--- START OF Information supplied ---

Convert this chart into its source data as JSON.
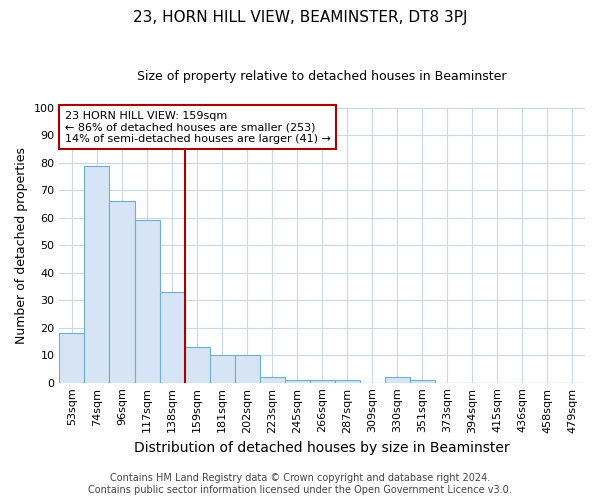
{
  "title": "23, HORN HILL VIEW, BEAMINSTER, DT8 3PJ",
  "subtitle": "Size of property relative to detached houses in Beaminster",
  "xlabel": "Distribution of detached houses by size in Beaminster",
  "ylabel": "Number of detached properties",
  "categories": [
    "53sqm",
    "74sqm",
    "96sqm",
    "117sqm",
    "138sqm",
    "159sqm",
    "181sqm",
    "202sqm",
    "223sqm",
    "245sqm",
    "266sqm",
    "287sqm",
    "309sqm",
    "330sqm",
    "351sqm",
    "373sqm",
    "394sqm",
    "415sqm",
    "436sqm",
    "458sqm",
    "479sqm"
  ],
  "values": [
    18,
    79,
    66,
    59,
    33,
    13,
    10,
    10,
    2,
    1,
    1,
    1,
    0,
    2,
    1,
    0,
    0,
    0,
    0,
    0,
    0
  ],
  "bar_fill_color": "#d6e4f5",
  "bar_edge_color": "#6baed6",
  "highlight_line_color": "#aa0000",
  "highlight_index": 5,
  "ylim": [
    0,
    100
  ],
  "yticks": [
    0,
    10,
    20,
    30,
    40,
    50,
    60,
    70,
    80,
    90,
    100
  ],
  "annotation_text": "23 HORN HILL VIEW: 159sqm\n← 86% of detached houses are smaller (253)\n14% of semi-detached houses are larger (41) →",
  "annotation_box_color": "#ffffff",
  "annotation_border_color": "#aa0000",
  "footer_line1": "Contains HM Land Registry data © Crown copyright and database right 2024.",
  "footer_line2": "Contains public sector information licensed under the Open Government Licence v3.0.",
  "background_color": "#ffffff",
  "grid_color": "#c8d8e8",
  "title_fontsize": 11,
  "subtitle_fontsize": 9,
  "xlabel_fontsize": 10,
  "ylabel_fontsize": 9,
  "tick_fontsize": 8,
  "annot_fontsize": 8,
  "footer_fontsize": 7
}
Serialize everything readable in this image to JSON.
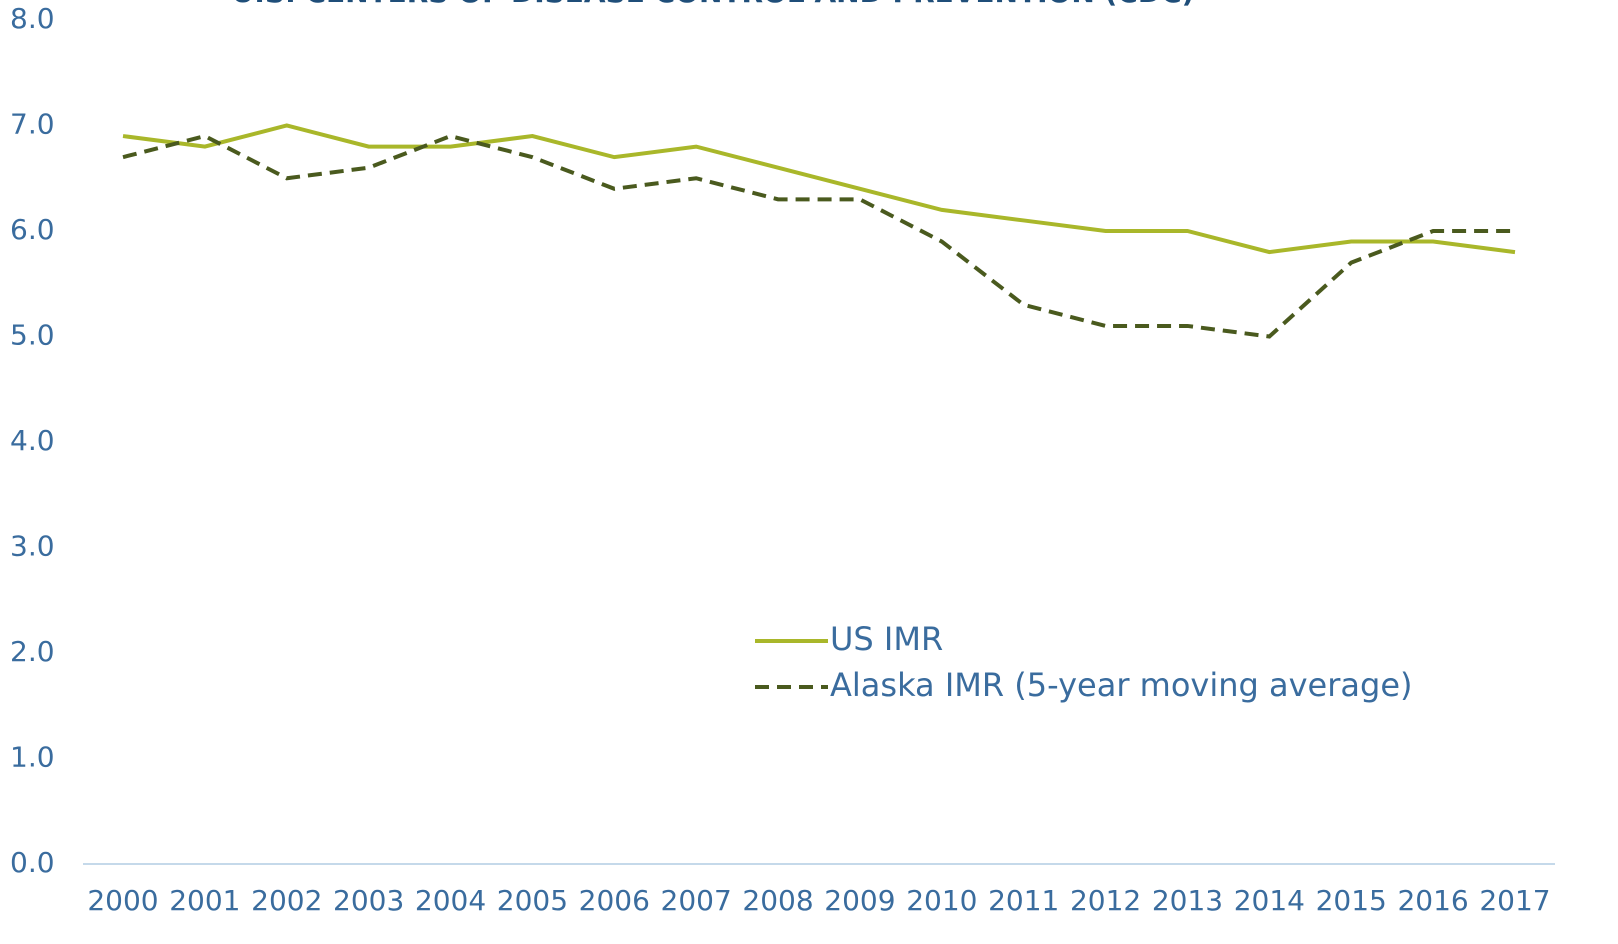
{
  "chart_data": {
    "type": "line",
    "title": "U.S. CENTERS OF DISEASE CONTROL AND PREVENTION (CDC)",
    "categories": [
      "2000",
      "2001",
      "2002",
      "2003",
      "2004",
      "2005",
      "2006",
      "2007",
      "2008",
      "2009",
      "2010",
      "2011",
      "2012",
      "2013",
      "2014",
      "2015",
      "2016",
      "2017"
    ],
    "series": [
      {
        "name": "US IMR",
        "color": "#a9b72a",
        "dashed": false,
        "values": [
          6.9,
          6.8,
          7.0,
          6.8,
          6.8,
          6.9,
          6.7,
          6.8,
          6.6,
          6.4,
          6.2,
          6.1,
          6.0,
          6.0,
          5.8,
          5.9,
          5.9,
          5.8
        ]
      },
      {
        "name": "Alaska IMR (5-year moving average)",
        "color": "#4a5a1e",
        "dashed": true,
        "values": [
          6.7,
          6.9,
          6.5,
          6.6,
          6.9,
          6.7,
          6.4,
          6.5,
          6.3,
          6.3,
          5.9,
          5.3,
          5.1,
          5.1,
          5.0,
          5.7,
          6.0,
          6.0
        ]
      }
    ],
    "ylim": [
      0,
      8
    ],
    "yticks": [
      {
        "value": 0,
        "label": "0.0"
      },
      {
        "value": 1,
        "label": "1.0"
      },
      {
        "value": 2,
        "label": "2.0"
      },
      {
        "value": 3,
        "label": "3.0"
      },
      {
        "value": 4,
        "label": "4.0"
      },
      {
        "value": 5,
        "label": "5.0"
      },
      {
        "value": 6,
        "label": "6.0"
      },
      {
        "value": 7,
        "label": "7.0"
      },
      {
        "value": 8,
        "label": "8.0"
      }
    ],
    "grid": false
  }
}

--- END OF Information supplied ---

Exercise ->
Copy every record above exactly as written, but leave out the pictures.

Written response ->
Convert this chart into its source data as JSON.
{
  "title": "23, HORN HILL VIEW, BEAMINSTER, DT8 3PJ",
  "subtitle": "Size of property relative to detached houses in Beaminster",
  "xlabel": "Distribution of detached houses by size in Beaminster",
  "ylabel": "Number of detached properties",
  "categories": [
    "53sqm",
    "74sqm",
    "96sqm",
    "117sqm",
    "138sqm",
    "159sqm",
    "181sqm",
    "202sqm",
    "223sqm",
    "245sqm",
    "266sqm",
    "287sqm",
    "309sqm",
    "330sqm",
    "351sqm",
    "373sqm",
    "394sqm",
    "415sqm",
    "436sqm",
    "458sqm",
    "479sqm"
  ],
  "values": [
    18,
    79,
    66,
    59,
    33,
    13,
    10,
    10,
    2,
    1,
    1,
    1,
    0,
    2,
    1,
    0,
    0,
    0,
    0,
    0,
    0
  ],
  "bar_fill_color": "#d6e4f5",
  "bar_edge_color": "#6baed6",
  "highlight_line_color": "#aa0000",
  "highlight_index": 5,
  "ylim": [
    0,
    100
  ],
  "yticks": [
    0,
    10,
    20,
    30,
    40,
    50,
    60,
    70,
    80,
    90,
    100
  ],
  "annotation_text": "23 HORN HILL VIEW: 159sqm\n← 86% of detached houses are smaller (253)\n14% of semi-detached houses are larger (41) →",
  "annotation_box_color": "#ffffff",
  "annotation_border_color": "#aa0000",
  "footer_line1": "Contains HM Land Registry data © Crown copyright and database right 2024.",
  "footer_line2": "Contains public sector information licensed under the Open Government Licence v3.0.",
  "background_color": "#ffffff",
  "grid_color": "#c8d8e8",
  "title_fontsize": 11,
  "subtitle_fontsize": 9,
  "xlabel_fontsize": 10,
  "ylabel_fontsize": 9,
  "tick_fontsize": 8,
  "annot_fontsize": 8,
  "footer_fontsize": 7
}
Serialize everything readable in this image to JSON.
{
  "chart_data": {
    "type": "line",
    "title": "U.S. CENTERS OF DISEASE CONTROL AND PREVENTION (CDC)",
    "categories": [
      "2000",
      "2001",
      "2002",
      "2003",
      "2004",
      "2005",
      "2006",
      "2007",
      "2008",
      "2009",
      "2010",
      "2011",
      "2012",
      "2013",
      "2014",
      "2015",
      "2016",
      "2017"
    ],
    "series": [
      {
        "name": "US IMR",
        "color": "#a9b72a",
        "dashed": false,
        "values": [
          6.9,
          6.8,
          7.0,
          6.8,
          6.8,
          6.9,
          6.7,
          6.8,
          6.6,
          6.4,
          6.2,
          6.1,
          6.0,
          6.0,
          5.8,
          5.9,
          5.9,
          5.8
        ]
      },
      {
        "name": "Alaska IMR (5-year moving average)",
        "color": "#4a5a1e",
        "dashed": true,
        "values": [
          6.7,
          6.9,
          6.5,
          6.6,
          6.9,
          6.7,
          6.4,
          6.5,
          6.3,
          6.3,
          5.9,
          5.3,
          5.1,
          5.1,
          5.0,
          5.7,
          6.0,
          6.0
        ]
      }
    ],
    "ylim": [
      0,
      8
    ],
    "yticks": [
      {
        "value": 0,
        "label": "0.0"
      },
      {
        "value": 1,
        "label": "1.0"
      },
      {
        "value": 2,
        "label": "2.0"
      },
      {
        "value": 3,
        "label": "3.0"
      },
      {
        "value": 4,
        "label": "4.0"
      },
      {
        "value": 5,
        "label": "5.0"
      },
      {
        "value": 6,
        "label": "6.0"
      },
      {
        "value": 7,
        "label": "7.0"
      },
      {
        "value": 8,
        "label": "8.0"
      }
    ],
    "grid": false
  }
}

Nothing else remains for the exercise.